Start of INPUT ROWS

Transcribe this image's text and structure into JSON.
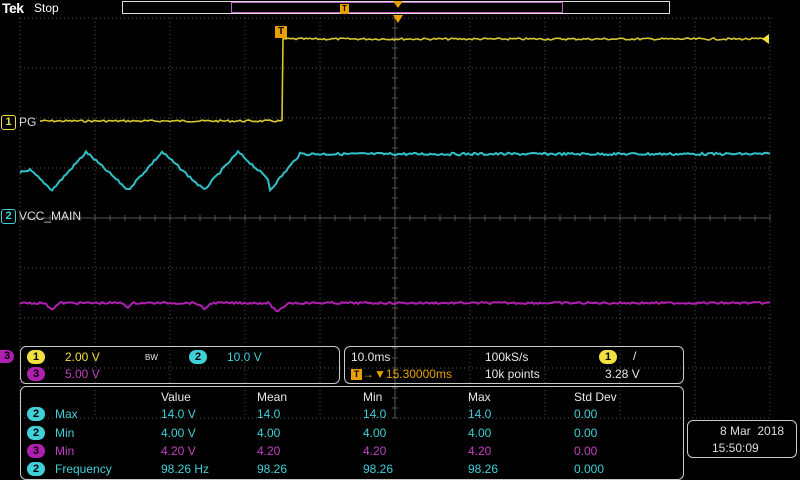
{
  "header": {
    "brand": "Tek",
    "acq_state": "Stop",
    "record_marker": "T"
  },
  "colors": {
    "ch1": "#f0e040",
    "ch2": "#40d0d8",
    "ch3": "#b020b0",
    "trigger": "#e8a000"
  },
  "channels": {
    "ch1": {
      "num": "1",
      "label": "PG"
    },
    "ch2": {
      "num": "2",
      "label": "VCC_MAIN"
    },
    "ch3": {
      "num": "3"
    }
  },
  "trigger_marker": "T",
  "vertical": {
    "ch1_num": "1",
    "ch1_scale": "2.00 V",
    "bw_flag": "BW",
    "ch2_num": "2",
    "ch2_scale": "10.0 V",
    "ch3_num": "3",
    "ch3_scale": "5.00 V"
  },
  "horizontal": {
    "timebase": "10.0ms",
    "sample_rate": "100kS/s",
    "trig_pos_icon": "T",
    "trig_pos": "15.30000ms",
    "record_length": "10k points",
    "trig_source": "1",
    "trig_slope": "/",
    "trig_level": "3.28 V"
  },
  "measurements": {
    "headers": [
      "Value",
      "Mean",
      "Min",
      "Max",
      "Std Dev"
    ],
    "rows": [
      {
        "ch": "2",
        "name": "Max",
        "value": "14.0 V",
        "mean": "14.0",
        "min": "14.0",
        "max": "14.0",
        "std": "0.00"
      },
      {
        "ch": "2",
        "name": "Min",
        "value": "4.00 V",
        "mean": "4.00",
        "min": "4.00",
        "max": "4.00",
        "std": "0.00"
      },
      {
        "ch": "3",
        "name": "Min",
        "value": "4.20 V",
        "mean": "4.20",
        "min": "4.20",
        "max": "4.20",
        "std": "0.00"
      },
      {
        "ch": "2",
        "name": "Frequency",
        "value": "98.26 Hz",
        "mean": "98.26",
        "min": "98.26",
        "max": "98.26",
        "std": "0.000"
      }
    ]
  },
  "datetime": {
    "date": "8 Mar  2018",
    "time": "15:50:09"
  }
}
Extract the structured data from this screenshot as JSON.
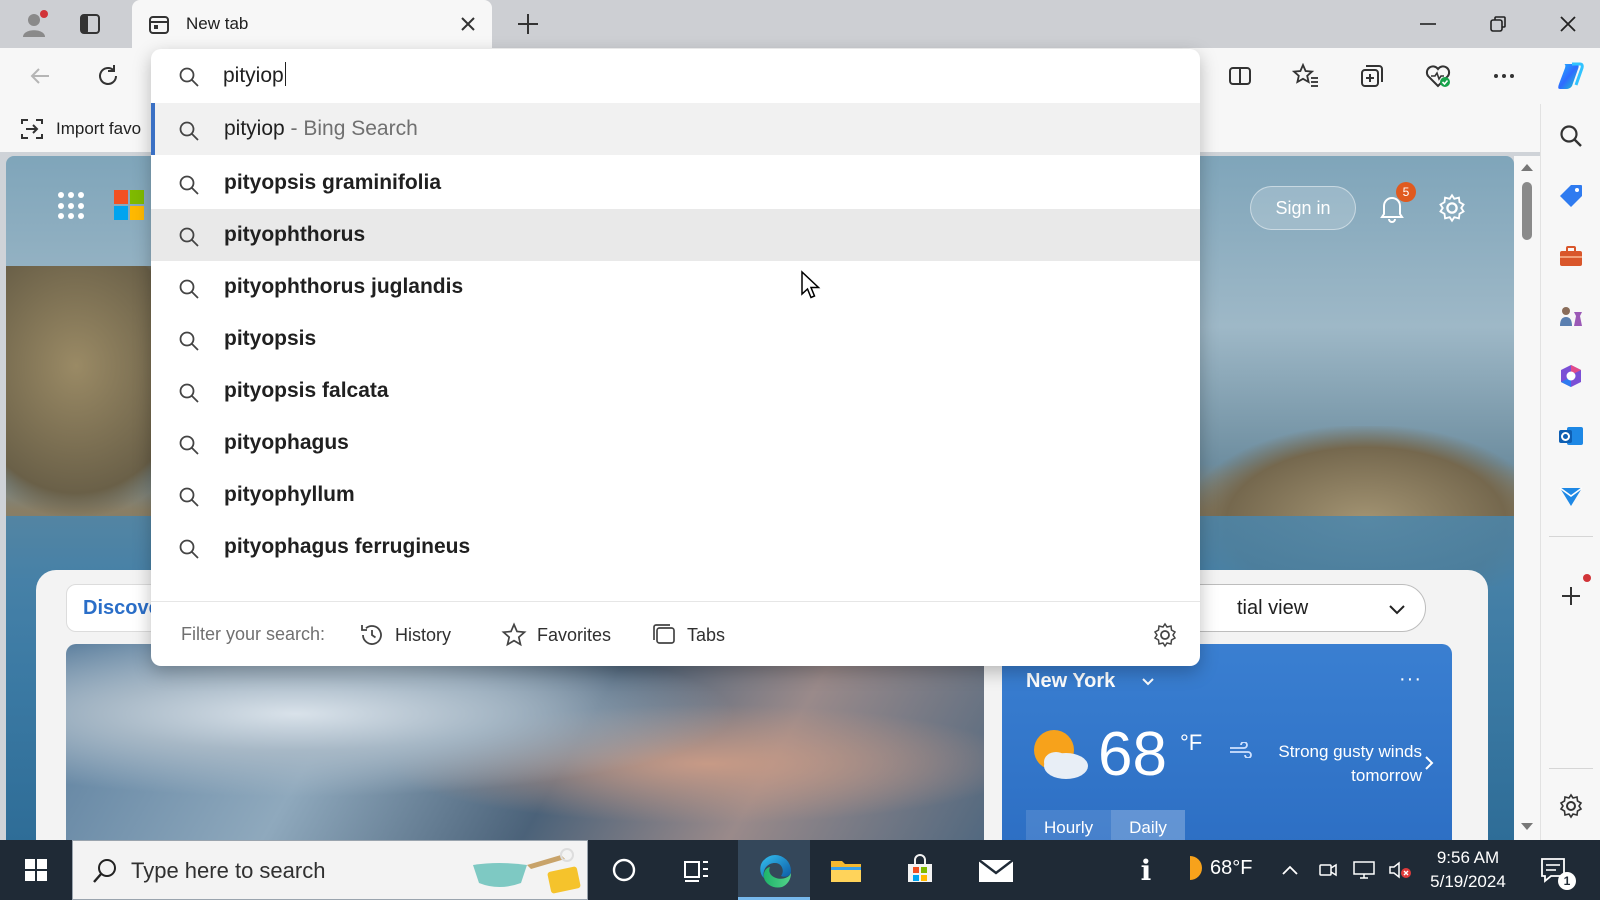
{
  "tab": {
    "title": "New tab"
  },
  "favorites_bar": {
    "import_label": "Import favo"
  },
  "ntp": {
    "signin_label": "Sign in",
    "notification_count": "5",
    "discover_label": "Discove",
    "view_select": "tial view"
  },
  "weather": {
    "city": "New York",
    "more": "···",
    "temp": "68",
    "unit": "°F",
    "wind_line1": "Strong gusty winds",
    "wind_line2": "tomorrow",
    "tab_hourly": "Hourly",
    "tab_daily": "Daily"
  },
  "search": {
    "query": "pityiop",
    "first_main": "pityiop",
    "first_suffix": " - Bing Search",
    "suggestions": [
      "pityopsis graminifolia",
      "pityophthorus",
      "pityophthorus juglandis",
      "pityopsis",
      "pityopsis falcata",
      "pityophagus",
      "pityophyllum",
      "pityophagus ferrugineus"
    ],
    "filter_label": "Filter your search:",
    "filter_history": "History",
    "filter_favorites": "Favorites",
    "filter_tabs": "Tabs"
  },
  "taskbar": {
    "search_placeholder": "Type here to search",
    "weather": "68°F",
    "time": "9:56 AM",
    "date": "5/19/2024",
    "notification_count": "1"
  },
  "colors": {
    "accent": "#3a70c4",
    "weather_card": "#2d6fc4",
    "notification": "#e05a1f",
    "taskbar": "#1f2a36"
  },
  "icons": [
    "profile-icon",
    "tab-actions-icon",
    "new-tab-icon",
    "close-icon",
    "plus-icon",
    "minimize-icon",
    "restore-icon",
    "back-icon",
    "refresh-icon",
    "split-screen-icon",
    "favorites-icon",
    "collections-icon",
    "browser-essentials-icon",
    "more-icon",
    "copilot-icon",
    "search-icon",
    "shopping-tag-icon",
    "tools-icon",
    "games-icon",
    "office-icon",
    "outlook-icon",
    "send-icon",
    "add-icon",
    "gear-icon",
    "apps-grid-icon",
    "bell-icon",
    "history-icon",
    "star-icon",
    "tabs-icon",
    "windows-start-icon",
    "cortana-icon",
    "task-view-icon",
    "edge-icon",
    "file-explorer-icon",
    "store-icon",
    "mail-icon"
  ]
}
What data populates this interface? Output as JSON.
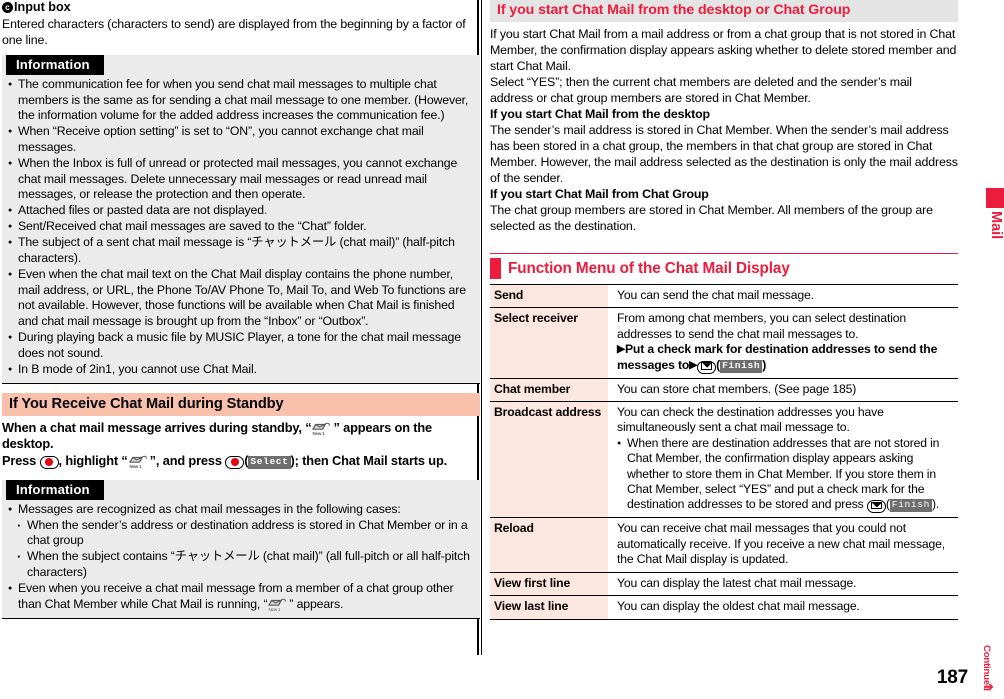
{
  "page": {
    "number": "187",
    "continued_label": "Continued",
    "side_tab_label": "Mail"
  },
  "left": {
    "input_box": {
      "marker": "c",
      "title": "Input box",
      "body": "Entered characters (characters to send) are displayed from the beginning by a factor of one line."
    },
    "information1": {
      "label": "Information",
      "items": [
        "The communication fee for when you send chat mail messages to multiple chat members is the same as for sending a chat mail message to one member. (However, the information volume for the added address increases the communication fee.)",
        "When “Receive option setting” is set to “ON”, you cannot exchange chat mail messages.",
        "When the Inbox is full of unread or protected mail messages, you cannot exchange chat mail messages. Delete unnecessary mail messages or read unread mail messages, or release the protection and then operate.",
        "Attached files or pasted data are not displayed.",
        "Sent/Received chat mail messages are saved to the “Chat” folder.",
        "The subject of a sent chat mail message is “チャットメール (chat mail)” (half-pitch characters).",
        "Even when the chat mail text on the Chat Mail display contains the phone number, mail address, or URL, the Phone To/AV Phone To, Mail To, and Web To functions are not available. However, those functions will be available when Chat Mail is finished and chat mail message is brought up from the “Inbox” or “Outbox”.",
        "During playing back a music file by MUSIC Player, a tone for the chat mail message does not sound.",
        "In B mode of 2in1, you cannot use Chat Mail."
      ]
    },
    "standby_section": {
      "heading": "If You Receive Chat Mail during Standby",
      "line1_a": "When a chat mail message arrives during standby, “",
      "line1_b": "” appears on the desktop.",
      "line2_a": "Press ",
      "line2_b": ", highlight “",
      "line2_c": "”, and press ",
      "line2_d": "(",
      "line2_softkey": "Select",
      "line2_e": "); then Chat Mail starts up."
    },
    "information2": {
      "label": "Information",
      "item1": "Messages are recognized as chat mail messages in the following cases:",
      "sub1": "When the sender’s address or destination address is stored in Chat Member or in a chat group",
      "sub2": "When the subject contains “チャットメール (chat mail)” (all full-pitch or all half-pitch characters)",
      "item2_a": "Even when you receive a chat mail message from a member of a chat group other than Chat Member while Chat Mail is running, “",
      "item2_b": "” appears."
    }
  },
  "right": {
    "desktop_section": {
      "heading": "If you start Chat Mail from the desktop or Chat Group",
      "p1": "If you start Chat Mail from a mail address or from a chat group that is not stored in Chat Member, the confirmation display appears asking whether to delete stored member and start Chat Mail.",
      "p2": "Select “YES”; then the current chat members are deleted and the sender’s mail address or chat group members are stored in Chat Member.",
      "sub1_title": "If you start Chat Mail from the desktop",
      "sub1_body": "The sender’s mail address is stored in Chat Member. When the sender’s mail address has been stored in a chat group, the members in that chat group are stored in Chat Member. However, the mail address selected as the destination is only the mail address of the sender.",
      "sub2_title": "If you start Chat Mail from Chat Group",
      "sub2_body": "The chat group members are stored in Chat Member. All members of the group are selected as the destination."
    },
    "function_menu": {
      "heading": "Function Menu of the Chat Mail Display",
      "rows": [
        {
          "label": "Send",
          "desc": "You can send the chat mail message."
        },
        {
          "label": "Select receiver",
          "desc": "From among chat members, you can select destination addresses to send the chat mail messages to.",
          "step_a": "Put a check mark for destination addresses to send the messages to",
          "step_softkey": "Finish"
        },
        {
          "label": "Chat member",
          "desc": "You can store chat members. (See page 185)"
        },
        {
          "label": "Broadcast address",
          "desc": "You can check the destination addresses you have simultaneously sent a chat mail message to.",
          "bullet_a": "When there are destination addresses that are not stored in Chat Member, the confirmation display appears asking whether to store them in Chat Member. If you store them in Chat Member, select “YES” and put a check mark for the destination addresses to be stored and press ",
          "bullet_softkey": "Finish",
          "bullet_b": ")."
        },
        {
          "label": "Reload",
          "desc": "You can receive chat mail messages that you could not automatically receive. If you receive a new chat mail message, the Chat Mail display is updated."
        },
        {
          "label": "View first line",
          "desc": "You can display the latest chat mail message."
        },
        {
          "label": "View last line",
          "desc": "You can display the oldest chat mail message."
        }
      ]
    }
  },
  "icons": {
    "mail_new_badge": "New 1",
    "center_key": "center-key-icon",
    "mail_key": "mail-key-icon"
  },
  "colors": {
    "accent_red": "#ec1c3c",
    "pink_header": "#f9c0ab",
    "table_label_bg": "#fce6e0",
    "info_bg": "#ebebeb",
    "grey_header": "#e4e4e4"
  }
}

End of INPUT ROWS

• _GIVEN TASK_: Give the count of lines in the records that contain "this", and no other text.

• _THE ANSWER_: 3